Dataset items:
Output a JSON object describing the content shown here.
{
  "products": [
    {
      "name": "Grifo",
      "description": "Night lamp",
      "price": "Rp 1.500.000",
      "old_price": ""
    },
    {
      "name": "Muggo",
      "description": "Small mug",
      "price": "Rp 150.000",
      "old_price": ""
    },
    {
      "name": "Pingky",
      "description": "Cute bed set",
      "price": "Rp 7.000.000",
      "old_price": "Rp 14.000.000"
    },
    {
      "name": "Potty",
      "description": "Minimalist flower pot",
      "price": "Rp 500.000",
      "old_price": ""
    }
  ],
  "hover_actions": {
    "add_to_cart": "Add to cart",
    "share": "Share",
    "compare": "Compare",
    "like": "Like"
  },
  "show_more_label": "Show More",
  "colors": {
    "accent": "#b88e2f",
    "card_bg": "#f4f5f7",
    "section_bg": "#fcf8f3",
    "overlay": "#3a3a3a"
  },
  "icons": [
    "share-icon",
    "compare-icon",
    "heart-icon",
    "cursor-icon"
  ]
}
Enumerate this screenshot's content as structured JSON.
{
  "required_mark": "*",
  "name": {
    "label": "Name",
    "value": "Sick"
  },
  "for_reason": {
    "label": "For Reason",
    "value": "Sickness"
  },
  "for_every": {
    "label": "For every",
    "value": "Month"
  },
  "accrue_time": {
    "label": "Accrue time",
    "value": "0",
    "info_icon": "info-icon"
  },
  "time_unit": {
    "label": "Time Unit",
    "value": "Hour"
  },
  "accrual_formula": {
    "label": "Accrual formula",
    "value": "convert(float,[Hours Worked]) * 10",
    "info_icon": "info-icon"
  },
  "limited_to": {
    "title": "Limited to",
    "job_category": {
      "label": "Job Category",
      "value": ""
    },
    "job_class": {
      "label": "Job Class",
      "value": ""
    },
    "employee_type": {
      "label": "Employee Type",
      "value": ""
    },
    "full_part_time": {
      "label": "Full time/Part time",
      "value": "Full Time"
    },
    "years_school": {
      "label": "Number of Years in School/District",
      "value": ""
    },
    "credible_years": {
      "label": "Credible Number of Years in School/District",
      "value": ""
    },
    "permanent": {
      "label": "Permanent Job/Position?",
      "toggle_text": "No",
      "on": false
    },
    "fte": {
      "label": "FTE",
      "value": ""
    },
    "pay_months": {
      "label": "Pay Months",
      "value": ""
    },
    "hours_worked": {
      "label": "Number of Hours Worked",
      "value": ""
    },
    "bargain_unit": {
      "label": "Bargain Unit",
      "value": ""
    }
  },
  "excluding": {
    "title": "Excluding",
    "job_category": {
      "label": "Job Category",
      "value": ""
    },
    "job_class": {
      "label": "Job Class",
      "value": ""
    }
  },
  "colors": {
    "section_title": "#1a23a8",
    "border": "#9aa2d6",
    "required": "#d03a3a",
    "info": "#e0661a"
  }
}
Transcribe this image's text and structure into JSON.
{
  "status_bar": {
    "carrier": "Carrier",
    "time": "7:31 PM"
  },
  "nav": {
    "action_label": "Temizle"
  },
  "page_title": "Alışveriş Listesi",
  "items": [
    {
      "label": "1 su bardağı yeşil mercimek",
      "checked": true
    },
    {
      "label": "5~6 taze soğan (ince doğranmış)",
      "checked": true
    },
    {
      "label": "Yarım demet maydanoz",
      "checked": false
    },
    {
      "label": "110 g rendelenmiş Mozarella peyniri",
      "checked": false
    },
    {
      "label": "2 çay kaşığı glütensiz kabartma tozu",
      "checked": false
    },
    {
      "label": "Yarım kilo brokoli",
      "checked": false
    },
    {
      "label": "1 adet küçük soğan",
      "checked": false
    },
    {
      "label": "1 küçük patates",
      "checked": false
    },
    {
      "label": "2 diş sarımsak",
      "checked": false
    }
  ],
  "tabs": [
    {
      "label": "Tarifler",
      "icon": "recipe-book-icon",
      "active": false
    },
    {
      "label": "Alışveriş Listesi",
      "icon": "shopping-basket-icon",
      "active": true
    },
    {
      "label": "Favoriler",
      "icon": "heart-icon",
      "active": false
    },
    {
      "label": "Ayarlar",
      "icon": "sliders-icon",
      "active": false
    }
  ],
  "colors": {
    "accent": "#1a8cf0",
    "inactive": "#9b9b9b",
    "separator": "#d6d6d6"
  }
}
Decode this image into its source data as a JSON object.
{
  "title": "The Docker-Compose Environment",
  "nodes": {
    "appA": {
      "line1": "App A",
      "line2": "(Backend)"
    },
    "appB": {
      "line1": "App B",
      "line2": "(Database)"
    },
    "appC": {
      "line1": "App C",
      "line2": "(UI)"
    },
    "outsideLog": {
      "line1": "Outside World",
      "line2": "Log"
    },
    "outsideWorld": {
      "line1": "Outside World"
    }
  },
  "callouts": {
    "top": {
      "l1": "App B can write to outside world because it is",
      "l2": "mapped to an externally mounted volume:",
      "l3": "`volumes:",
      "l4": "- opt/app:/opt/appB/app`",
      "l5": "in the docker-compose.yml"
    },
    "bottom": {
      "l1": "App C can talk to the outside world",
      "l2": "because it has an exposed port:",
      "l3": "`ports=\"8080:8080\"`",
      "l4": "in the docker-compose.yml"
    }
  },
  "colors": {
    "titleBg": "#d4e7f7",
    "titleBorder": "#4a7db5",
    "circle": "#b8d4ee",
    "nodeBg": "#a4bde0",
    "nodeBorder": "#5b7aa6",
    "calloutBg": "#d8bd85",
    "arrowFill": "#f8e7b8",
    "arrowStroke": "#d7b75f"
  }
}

### To be done
Restate the whole listing exactly.

### Solution to the problem
Output a JSON object describing the content shown here.
{
  "products": [
    {
      "name": "Grifo",
      "description": "Night lamp",
      "price": "Rp 1.500.000",
      "old_price": ""
    },
    {
      "name": "Muggo",
      "description": "Small mug",
      "price": "Rp 150.000",
      "old_price": ""
    },
    {
      "name": "Pingky",
      "description": "Cute bed set",
      "price": "Rp 7.000.000",
      "old_price": "Rp 14.000.000"
    },
    {
      "name": "Potty",
      "description": "Minimalist flower pot",
      "price": "Rp 500.000",
      "old_price": ""
    }
  ],
  "hover_actions": {
    "add_to_cart": "Add to cart",
    "share": "Share",
    "compare": "Compare",
    "like": "Like"
  },
  "show_more_label": "Show More",
  "colors": {
    "accent": "#b88e2f",
    "card_bg": "#f4f5f7",
    "section_bg": "#fcf8f3",
    "overlay": "#3a3a3a"
  },
  "icons": [
    "share-icon",
    "compare-icon",
    "heart-icon",
    "cursor-icon"
  ]
}
Enumerate this screenshot's content as structured JSON.
{
  "required_mark": "*",
  "name": {
    "label": "Name",
    "value": "Sick"
  },
  "for_reason": {
    "label": "For Reason",
    "value": "Sickness"
  },
  "for_every": {
    "label": "For every",
    "value": "Month"
  },
  "accrue_time": {
    "label": "Accrue time",
    "value": "0",
    "info_icon": "info-icon"
  },
  "time_unit": {
    "label": "Time Unit",
    "value": "Hour"
  },
  "accrual_formula": {
    "label": "Accrual formula",
    "value": "convert(float,[Hours Worked]) * 10",
    "info_icon": "info-icon"
  },
  "limited_to": {
    "title": "Limited to",
    "job_category": {
      "label": "Job Category",
      "value": ""
    },
    "job_class": {
      "label": "Job Class",
      "value": ""
    },
    "employee_type": {
      "label": "Employee Type",
      "value": ""
    },
    "full_part_time": {
      "label": "Full time/Part time",
      "value": "Full Time"
    },
    "years_school": {
      "label": "Number of Years in School/District",
      "value": ""
    },
    "credible_years": {
      "label": "Credible Number of Years in School/District",
      "value": ""
    },
    "permanent": {
      "label": "Permanent Job/Position?",
      "toggle_text": "No",
      "on": false
    },
    "fte": {
      "label": "FTE",
      "value": ""
    },
    "pay_months": {
      "label": "Pay Months",
      "value": ""
    },
    "hours_worked": {
      "label": "Number of Hours Worked",
      "value": ""
    },
    "bargain_unit": {
      "label": "Bargain Unit",
      "value": ""
    }
  },
  "excluding": {
    "title": "Excluding",
    "job_category": {
      "label": "Job Category",
      "value": ""
    },
    "job_class": {
      "label": "Job Class",
      "value": ""
    }
  },
  "colors": {
    "section_title": "#1a23a8",
    "border": "#9aa2d6",
    "required": "#d03a3a",
    "info": "#e0661a"
  }
}
Transcribe this image's text and structure into JSON.
{
  "status_bar": {
    "carrier": "Carrier",
    "time": "7:31 PM"
  },
  "nav": {
    "action_label": "Temizle"
  },
  "page_title": "Alışveriş Listesi",
  "items": [
    {
      "label": "1 su bardağı yeşil mercimek",
      "checked": true
    },
    {
      "label": "5~6 taze soğan (ince doğranmış)",
      "checked": true
    },
    {
      "label": "Yarım demet maydanoz",
      "checked": false
    },
    {
      "label": "110 g rendelenmiş Mozarella peyniri",
      "checked": false
    },
    {
      "label": "2 çay kaşığı glütensiz kabartma tozu",
      "checked": false
    },
    {
      "label": "Yarım kilo brokoli",
      "checked": false
    },
    {
      "label": "1 adet küçük soğan",
      "checked": false
    },
    {
      "label": "1 küçük patates",
      "checked": false
    },
    {
      "label": "2 diş sarımsak",
      "checked": false
    }
  ],
  "tabs": [
    {
      "label": "Tarifler",
      "icon": "recipe-book-icon",
      "active": false
    },
    {
      "label": "Alışveriş Listesi",
      "icon": "shopping-basket-icon",
      "active": true
    },
    {
      "label": "Favoriler",
      "icon": "heart-icon",
      "active": false
    },
    {
      "label": "Ayarlar",
      "icon": "sliders-icon",
      "active": false
    }
  ],
  "colors": {
    "accent": "#1a8cf0",
    "inactive": "#9b9b9b",
    "separator": "#d6d6d6"
  }
}
Decode this image into its source data as a JSON object.
{
  "title": "The Docker-Compose Environment",
  "nodes": {
    "appA": {
      "line1": "App A",
      "line2": "(Backend)"
    },
    "appB": {
      "line1": "App B",
      "line2": "(Database)"
    },
    "appC": {
      "line1": "App C",
      "line2": "(UI)"
    },
    "outsideLog": {
      "line1": "Outside World",
      "line2": "Log"
    },
    "outsideWorld": {
      "line1": "Outside World"
    }
  },
  "callouts": {
    "top": {
      "l1": "App B can write to outside world because it is",
      "l2": "mapped to an externally mounted volume:",
      "l3": "`volumes:",
      "l4": "- opt/app:/opt/appB/app`",
      "l5": "in the docker-compose.yml"
    },
    "bottom": {
      "l1": "App C can talk to the outside world",
      "l2": "because it has an exposed port:",
      "l3": "`ports=\"8080:8080\"`",
      "l4": "in the docker-compose.yml"
    }
  },
  "colors": {
    "titleBg": "#d4e7f7",
    "titleBorder": "#4a7db5",
    "circle": "#b8d4ee",
    "nodeBg": "#a4bde0",
    "nodeBorder": "#5b7aa6",
    "calloutBg": "#d8bd85",
    "arrowFill": "#f8e7b8",
    "arrowStroke": "#d7b75f"
  }
}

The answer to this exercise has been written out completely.